# Problem to work on
Each entry below is to be transcribed exactly.

(Records that describe figures)
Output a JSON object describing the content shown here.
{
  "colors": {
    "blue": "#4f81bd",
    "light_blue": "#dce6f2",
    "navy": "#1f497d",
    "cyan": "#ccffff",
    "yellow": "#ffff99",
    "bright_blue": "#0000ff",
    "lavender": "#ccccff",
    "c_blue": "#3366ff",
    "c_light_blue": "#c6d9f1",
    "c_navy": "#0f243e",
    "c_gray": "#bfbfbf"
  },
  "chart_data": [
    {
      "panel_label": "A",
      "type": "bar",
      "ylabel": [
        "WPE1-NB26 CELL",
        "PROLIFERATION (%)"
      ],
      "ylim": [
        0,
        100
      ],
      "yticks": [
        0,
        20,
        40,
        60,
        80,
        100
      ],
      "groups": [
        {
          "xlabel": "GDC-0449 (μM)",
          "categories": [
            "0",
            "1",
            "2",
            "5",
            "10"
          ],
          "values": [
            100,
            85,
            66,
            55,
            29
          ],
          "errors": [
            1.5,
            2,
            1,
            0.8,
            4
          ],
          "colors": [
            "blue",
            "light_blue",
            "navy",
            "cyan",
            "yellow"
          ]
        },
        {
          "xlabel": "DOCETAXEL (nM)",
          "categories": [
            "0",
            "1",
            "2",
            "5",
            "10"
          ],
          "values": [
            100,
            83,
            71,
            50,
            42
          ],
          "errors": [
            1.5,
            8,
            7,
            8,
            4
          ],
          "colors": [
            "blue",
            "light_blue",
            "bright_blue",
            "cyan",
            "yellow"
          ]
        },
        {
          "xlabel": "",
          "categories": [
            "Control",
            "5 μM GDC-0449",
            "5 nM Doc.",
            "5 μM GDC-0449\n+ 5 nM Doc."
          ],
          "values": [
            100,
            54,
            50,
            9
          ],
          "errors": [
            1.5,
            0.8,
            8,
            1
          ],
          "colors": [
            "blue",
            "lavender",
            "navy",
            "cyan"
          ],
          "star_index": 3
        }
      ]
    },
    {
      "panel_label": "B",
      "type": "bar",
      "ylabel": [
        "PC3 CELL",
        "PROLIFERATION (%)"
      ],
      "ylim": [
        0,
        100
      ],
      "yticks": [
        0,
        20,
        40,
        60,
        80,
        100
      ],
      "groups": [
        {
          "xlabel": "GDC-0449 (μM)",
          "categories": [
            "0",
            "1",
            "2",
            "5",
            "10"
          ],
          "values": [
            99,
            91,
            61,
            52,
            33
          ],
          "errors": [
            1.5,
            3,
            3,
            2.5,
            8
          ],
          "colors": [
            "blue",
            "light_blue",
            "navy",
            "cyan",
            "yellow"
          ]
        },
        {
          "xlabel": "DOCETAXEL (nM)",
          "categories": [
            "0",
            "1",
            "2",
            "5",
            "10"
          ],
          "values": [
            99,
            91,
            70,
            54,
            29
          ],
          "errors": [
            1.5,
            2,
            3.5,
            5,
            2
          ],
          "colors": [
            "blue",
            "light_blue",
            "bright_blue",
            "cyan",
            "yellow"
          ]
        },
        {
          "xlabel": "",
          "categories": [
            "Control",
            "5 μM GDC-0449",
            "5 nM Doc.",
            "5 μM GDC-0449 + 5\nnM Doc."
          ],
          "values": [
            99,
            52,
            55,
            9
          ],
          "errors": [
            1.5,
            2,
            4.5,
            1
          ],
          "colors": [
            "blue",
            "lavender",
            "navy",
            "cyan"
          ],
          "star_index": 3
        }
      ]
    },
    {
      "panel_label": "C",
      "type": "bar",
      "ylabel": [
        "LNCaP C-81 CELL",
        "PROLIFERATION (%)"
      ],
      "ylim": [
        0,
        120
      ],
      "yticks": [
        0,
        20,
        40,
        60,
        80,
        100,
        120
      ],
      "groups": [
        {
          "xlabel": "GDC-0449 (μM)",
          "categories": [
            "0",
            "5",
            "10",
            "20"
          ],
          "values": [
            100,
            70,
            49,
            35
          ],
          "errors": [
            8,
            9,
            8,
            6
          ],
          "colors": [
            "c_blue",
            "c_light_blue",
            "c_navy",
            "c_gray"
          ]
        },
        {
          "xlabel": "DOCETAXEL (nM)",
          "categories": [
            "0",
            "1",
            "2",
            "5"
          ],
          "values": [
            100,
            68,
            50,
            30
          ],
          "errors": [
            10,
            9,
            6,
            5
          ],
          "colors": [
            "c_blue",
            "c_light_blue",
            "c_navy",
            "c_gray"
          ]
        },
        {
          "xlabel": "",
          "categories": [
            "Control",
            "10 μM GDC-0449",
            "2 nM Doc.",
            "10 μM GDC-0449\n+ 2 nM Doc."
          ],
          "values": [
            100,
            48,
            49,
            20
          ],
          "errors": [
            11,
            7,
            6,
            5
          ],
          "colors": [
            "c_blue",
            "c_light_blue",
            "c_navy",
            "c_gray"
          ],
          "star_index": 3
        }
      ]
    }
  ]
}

# The solution
Output a JSON object describing the content shown here.
{
  "colors": {
    "blue": "#4f81bd",
    "light_blue": "#dce6f2",
    "navy": "#1f497d",
    "cyan": "#ccffff",
    "yellow": "#ffff99",
    "bright_blue": "#0000ff",
    "lavender": "#ccccff",
    "c_blue": "#3366ff",
    "c_light_blue": "#c6d9f1",
    "c_navy": "#0f243e",
    "c_gray": "#bfbfbf"
  },
  "chart_data": [
    {
      "panel_label": "A",
      "type": "bar",
      "ylabel": [
        "WPE1-NB26 CELL",
        "PROLIFERATION (%)"
      ],
      "ylim": [
        0,
        100
      ],
      "yticks": [
        0,
        20,
        40,
        60,
        80,
        100
      ],
      "groups": [
        {
          "xlabel": "GDC-0449 (μM)",
          "categories": [
            "0",
            "1",
            "2",
            "5",
            "10"
          ],
          "values": [
            100,
            85,
            66,
            55,
            29
          ],
          "errors": [
            1.5,
            2,
            1,
            0.8,
            4
          ],
          "colors": [
            "blue",
            "light_blue",
            "navy",
            "cyan",
            "yellow"
          ]
        },
        {
          "xlabel": "DOCETAXEL (nM)",
          "categories": [
            "0",
            "1",
            "2",
            "5",
            "10"
          ],
          "values": [
            100,
            83,
            71,
            50,
            42
          ],
          "errors": [
            1.5,
            8,
            7,
            8,
            4
          ],
          "colors": [
            "blue",
            "light_blue",
            "bright_blue",
            "cyan",
            "yellow"
          ]
        },
        {
          "xlabel": "",
          "categories": [
            "Control",
            "5 μM GDC-0449",
            "5 nM Doc.",
            "5 μM GDC-0449\n+ 5 nM Doc."
          ],
          "values": [
            100,
            54,
            50,
            9
          ],
          "errors": [
            1.5,
            0.8,
            8,
            1
          ],
          "colors": [
            "blue",
            "lavender",
            "navy",
            "cyan"
          ],
          "star_index": 3
        }
      ]
    },
    {
      "panel_label": "B",
      "type": "bar",
      "ylabel": [
        "PC3 CELL",
        "PROLIFERATION (%)"
      ],
      "ylim": [
        0,
        100
      ],
      "yticks": [
        0,
        20,
        40,
        60,
        80,
        100
      ],
      "groups": [
        {
          "xlabel": "GDC-0449 (μM)",
          "categories": [
            "0",
            "1",
            "2",
            "5",
            "10"
          ],
          "values": [
            99,
            91,
            61,
            52,
            33
          ],
          "errors": [
            1.5,
            3,
            3,
            2.5,
            8
          ],
          "colors": [
            "blue",
            "light_blue",
            "navy",
            "cyan",
            "yellow"
          ]
        },
        {
          "xlabel": "DOCETAXEL (nM)",
          "categories": [
            "0",
            "1",
            "2",
            "5",
            "10"
          ],
          "values": [
            99,
            91,
            70,
            54,
            29
          ],
          "errors": [
            1.5,
            2,
            3.5,
            5,
            2
          ],
          "colors": [
            "blue",
            "light_blue",
            "bright_blue",
            "cyan",
            "yellow"
          ]
        },
        {
          "xlabel": "",
          "categories": [
            "Control",
            "5 μM GDC-0449",
            "5 nM Doc.",
            "5 μM GDC-0449 + 5\nnM Doc."
          ],
          "values": [
            99,
            52,
            55,
            9
          ],
          "errors": [
            1.5,
            2,
            4.5,
            1
          ],
          "colors": [
            "blue",
            "lavender",
            "navy",
            "cyan"
          ],
          "star_index": 3
        }
      ]
    },
    {
      "panel_label": "C",
      "type": "bar",
      "ylabel": [
        "LNCaP C-81 CELL",
        "PROLIFERATION (%)"
      ],
      "ylim": [
        0,
        120
      ],
      "yticks": [
        0,
        20,
        40,
        60,
        80,
        100,
        120
      ],
      "groups": [
        {
          "xlabel": "GDC-0449 (μM)",
          "categories": [
            "0",
            "5",
            "10",
            "20"
          ],
          "values": [
            100,
            70,
            49,
            35
          ],
          "errors": [
            8,
            9,
            8,
            6
          ],
          "colors": [
            "c_blue",
            "c_light_blue",
            "c_navy",
            "c_gray"
          ]
        },
        {
          "xlabel": "DOCETAXEL (nM)",
          "categories": [
            "0",
            "1",
            "2",
            "5"
          ],
          "values": [
            100,
            68,
            50,
            30
          ],
          "errors": [
            10,
            9,
            6,
            5
          ],
          "colors": [
            "c_blue",
            "c_light_blue",
            "c_navy",
            "c_gray"
          ]
        },
        {
          "xlabel": "",
          "categories": [
            "Control",
            "10 μM GDC-0449",
            "2 nM Doc.",
            "10 μM GDC-0449\n+ 2 nM Doc."
          ],
          "values": [
            100,
            48,
            49,
            20
          ],
          "errors": [
            11,
            7,
            6,
            5
          ],
          "colors": [
            "c_blue",
            "c_light_blue",
            "c_navy",
            "c_gray"
          ],
          "star_index": 3
        }
      ]
    }
  ]
}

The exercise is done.